(Given exercise):
Emit the entire listing verbatim.

── Record list

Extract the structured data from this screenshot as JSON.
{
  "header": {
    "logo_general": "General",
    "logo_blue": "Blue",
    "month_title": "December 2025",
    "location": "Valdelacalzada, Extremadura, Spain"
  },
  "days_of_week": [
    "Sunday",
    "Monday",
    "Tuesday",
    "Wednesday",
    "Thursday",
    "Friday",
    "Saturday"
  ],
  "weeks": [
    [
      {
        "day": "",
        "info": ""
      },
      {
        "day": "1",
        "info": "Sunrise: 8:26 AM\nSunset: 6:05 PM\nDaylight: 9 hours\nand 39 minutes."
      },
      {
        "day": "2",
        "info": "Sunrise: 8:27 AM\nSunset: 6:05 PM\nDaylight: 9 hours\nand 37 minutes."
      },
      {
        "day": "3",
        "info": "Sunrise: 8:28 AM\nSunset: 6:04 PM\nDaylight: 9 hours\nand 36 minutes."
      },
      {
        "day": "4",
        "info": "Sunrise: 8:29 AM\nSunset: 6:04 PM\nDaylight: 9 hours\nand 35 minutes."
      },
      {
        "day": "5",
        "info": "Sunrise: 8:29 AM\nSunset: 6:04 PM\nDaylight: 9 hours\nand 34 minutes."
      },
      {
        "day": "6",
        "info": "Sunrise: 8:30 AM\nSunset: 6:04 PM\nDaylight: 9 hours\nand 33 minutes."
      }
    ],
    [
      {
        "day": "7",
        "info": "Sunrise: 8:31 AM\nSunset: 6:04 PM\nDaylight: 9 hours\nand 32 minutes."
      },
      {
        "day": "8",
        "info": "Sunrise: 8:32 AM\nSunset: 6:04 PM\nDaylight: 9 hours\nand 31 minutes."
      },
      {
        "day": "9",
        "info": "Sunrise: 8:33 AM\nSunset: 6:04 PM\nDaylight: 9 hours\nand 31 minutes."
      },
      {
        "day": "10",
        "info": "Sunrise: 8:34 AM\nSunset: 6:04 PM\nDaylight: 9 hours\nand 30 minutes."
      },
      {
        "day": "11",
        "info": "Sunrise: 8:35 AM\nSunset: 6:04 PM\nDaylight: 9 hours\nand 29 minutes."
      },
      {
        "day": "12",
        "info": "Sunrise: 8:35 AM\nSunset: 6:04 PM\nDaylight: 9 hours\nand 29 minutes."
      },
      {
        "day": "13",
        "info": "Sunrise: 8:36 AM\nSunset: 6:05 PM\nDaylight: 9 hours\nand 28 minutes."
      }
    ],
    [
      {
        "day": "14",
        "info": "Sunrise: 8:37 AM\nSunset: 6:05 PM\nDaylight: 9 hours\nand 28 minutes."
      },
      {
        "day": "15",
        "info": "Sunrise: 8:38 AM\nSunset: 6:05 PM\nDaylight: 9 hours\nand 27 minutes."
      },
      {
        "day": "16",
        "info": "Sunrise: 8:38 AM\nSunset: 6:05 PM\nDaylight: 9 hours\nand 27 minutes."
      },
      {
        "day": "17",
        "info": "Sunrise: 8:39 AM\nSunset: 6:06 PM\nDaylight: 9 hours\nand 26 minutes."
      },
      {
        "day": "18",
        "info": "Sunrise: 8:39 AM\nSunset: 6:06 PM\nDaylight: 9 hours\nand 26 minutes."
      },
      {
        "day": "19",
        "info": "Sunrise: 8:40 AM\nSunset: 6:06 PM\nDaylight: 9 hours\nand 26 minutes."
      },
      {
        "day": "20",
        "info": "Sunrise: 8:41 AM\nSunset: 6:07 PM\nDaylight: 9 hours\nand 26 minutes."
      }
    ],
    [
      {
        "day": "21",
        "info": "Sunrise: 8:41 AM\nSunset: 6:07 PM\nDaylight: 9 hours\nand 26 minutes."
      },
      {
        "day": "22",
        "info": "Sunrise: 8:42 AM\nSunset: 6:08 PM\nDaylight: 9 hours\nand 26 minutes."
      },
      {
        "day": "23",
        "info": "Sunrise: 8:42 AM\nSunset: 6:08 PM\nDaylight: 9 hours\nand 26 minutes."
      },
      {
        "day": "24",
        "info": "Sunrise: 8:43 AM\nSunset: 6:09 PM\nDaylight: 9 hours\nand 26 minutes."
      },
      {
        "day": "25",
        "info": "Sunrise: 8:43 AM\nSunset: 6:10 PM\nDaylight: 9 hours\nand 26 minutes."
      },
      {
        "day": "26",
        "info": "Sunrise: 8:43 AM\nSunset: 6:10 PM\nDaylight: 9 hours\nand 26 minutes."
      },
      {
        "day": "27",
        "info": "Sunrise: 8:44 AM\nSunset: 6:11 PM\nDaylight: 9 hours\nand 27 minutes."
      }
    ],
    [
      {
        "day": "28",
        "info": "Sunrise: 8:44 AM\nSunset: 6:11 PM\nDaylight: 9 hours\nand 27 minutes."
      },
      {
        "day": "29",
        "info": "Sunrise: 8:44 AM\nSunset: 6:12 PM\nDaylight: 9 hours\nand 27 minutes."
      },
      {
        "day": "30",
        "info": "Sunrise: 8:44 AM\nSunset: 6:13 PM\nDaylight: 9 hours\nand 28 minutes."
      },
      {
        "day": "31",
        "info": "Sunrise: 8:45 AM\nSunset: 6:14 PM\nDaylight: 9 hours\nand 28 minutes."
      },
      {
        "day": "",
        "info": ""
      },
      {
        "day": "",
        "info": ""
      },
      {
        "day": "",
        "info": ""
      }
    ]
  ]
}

────

(Solution to the exercise):
Extract the structured data from this screenshot as JSON.
{
  "header": {
    "logo_general": "General",
    "logo_blue": "Blue",
    "month_title": "December 2025",
    "location": "Valdelacalzada, Extremadura, Spain"
  },
  "days_of_week": [
    "Sunday",
    "Monday",
    "Tuesday",
    "Wednesday",
    "Thursday",
    "Friday",
    "Saturday"
  ],
  "weeks": [
    [
      {
        "day": "",
        "info": ""
      },
      {
        "day": "1",
        "info": "Sunrise: 8:26 AM\nSunset: 6:05 PM\nDaylight: 9 hours\nand 39 minutes."
      },
      {
        "day": "2",
        "info": "Sunrise: 8:27 AM\nSunset: 6:05 PM\nDaylight: 9 hours\nand 37 minutes."
      },
      {
        "day": "3",
        "info": "Sunrise: 8:28 AM\nSunset: 6:04 PM\nDaylight: 9 hours\nand 36 minutes."
      },
      {
        "day": "4",
        "info": "Sunrise: 8:29 AM\nSunset: 6:04 PM\nDaylight: 9 hours\nand 35 minutes."
      },
      {
        "day": "5",
        "info": "Sunrise: 8:29 AM\nSunset: 6:04 PM\nDaylight: 9 hours\nand 34 minutes."
      },
      {
        "day": "6",
        "info": "Sunrise: 8:30 AM\nSunset: 6:04 PM\nDaylight: 9 hours\nand 33 minutes."
      }
    ],
    [
      {
        "day": "7",
        "info": "Sunrise: 8:31 AM\nSunset: 6:04 PM\nDaylight: 9 hours\nand 32 minutes."
      },
      {
        "day": "8",
        "info": "Sunrise: 8:32 AM\nSunset: 6:04 PM\nDaylight: 9 hours\nand 31 minutes."
      },
      {
        "day": "9",
        "info": "Sunrise: 8:33 AM\nSunset: 6:04 PM\nDaylight: 9 hours\nand 31 minutes."
      },
      {
        "day": "10",
        "info": "Sunrise: 8:34 AM\nSunset: 6:04 PM\nDaylight: 9 hours\nand 30 minutes."
      },
      {
        "day": "11",
        "info": "Sunrise: 8:35 AM\nSunset: 6:04 PM\nDaylight: 9 hours\nand 29 minutes."
      },
      {
        "day": "12",
        "info": "Sunrise: 8:35 AM\nSunset: 6:04 PM\nDaylight: 9 hours\nand 29 minutes."
      },
      {
        "day": "13",
        "info": "Sunrise: 8:36 AM\nSunset: 6:05 PM\nDaylight: 9 hours\nand 28 minutes."
      }
    ],
    [
      {
        "day": "14",
        "info": "Sunrise: 8:37 AM\nSunset: 6:05 PM\nDaylight: 9 hours\nand 28 minutes."
      },
      {
        "day": "15",
        "info": "Sunrise: 8:38 AM\nSunset: 6:05 PM\nDaylight: 9 hours\nand 27 minutes."
      },
      {
        "day": "16",
        "info": "Sunrise: 8:38 AM\nSunset: 6:05 PM\nDaylight: 9 hours\nand 27 minutes."
      },
      {
        "day": "17",
        "info": "Sunrise: 8:39 AM\nSunset: 6:06 PM\nDaylight: 9 hours\nand 26 minutes."
      },
      {
        "day": "18",
        "info": "Sunrise: 8:39 AM\nSunset: 6:06 PM\nDaylight: 9 hours\nand 26 minutes."
      },
      {
        "day": "19",
        "info": "Sunrise: 8:40 AM\nSunset: 6:06 PM\nDaylight: 9 hours\nand 26 minutes."
      },
      {
        "day": "20",
        "info": "Sunrise: 8:41 AM\nSunset: 6:07 PM\nDaylight: 9 hours\nand 26 minutes."
      }
    ],
    [
      {
        "day": "21",
        "info": "Sunrise: 8:41 AM\nSunset: 6:07 PM\nDaylight: 9 hours\nand 26 minutes."
      },
      {
        "day": "22",
        "info": "Sunrise: 8:42 AM\nSunset: 6:08 PM\nDaylight: 9 hours\nand 26 minutes."
      },
      {
        "day": "23",
        "info": "Sunrise: 8:42 AM\nSunset: 6:08 PM\nDaylight: 9 hours\nand 26 minutes."
      },
      {
        "day": "24",
        "info": "Sunrise: 8:43 AM\nSunset: 6:09 PM\nDaylight: 9 hours\nand 26 minutes."
      },
      {
        "day": "25",
        "info": "Sunrise: 8:43 AM\nSunset: 6:10 PM\nDaylight: 9 hours\nand 26 minutes."
      },
      {
        "day": "26",
        "info": "Sunrise: 8:43 AM\nSunset: 6:10 PM\nDaylight: 9 hours\nand 26 minutes."
      },
      {
        "day": "27",
        "info": "Sunrise: 8:44 AM\nSunset: 6:11 PM\nDaylight: 9 hours\nand 27 minutes."
      }
    ],
    [
      {
        "day": "28",
        "info": "Sunrise: 8:44 AM\nSunset: 6:11 PM\nDaylight: 9 hours\nand 27 minutes."
      },
      {
        "day": "29",
        "info": "Sunrise: 8:44 AM\nSunset: 6:12 PM\nDaylight: 9 hours\nand 27 minutes."
      },
      {
        "day": "30",
        "info": "Sunrise: 8:44 AM\nSunset: 6:13 PM\nDaylight: 9 hours\nand 28 minutes."
      },
      {
        "day": "31",
        "info": "Sunrise: 8:45 AM\nSunset: 6:14 PM\nDaylight: 9 hours\nand 28 minutes."
      },
      {
        "day": "",
        "info": ""
      },
      {
        "day": "",
        "info": ""
      },
      {
        "day": "",
        "info": ""
      }
    ]
  ]
}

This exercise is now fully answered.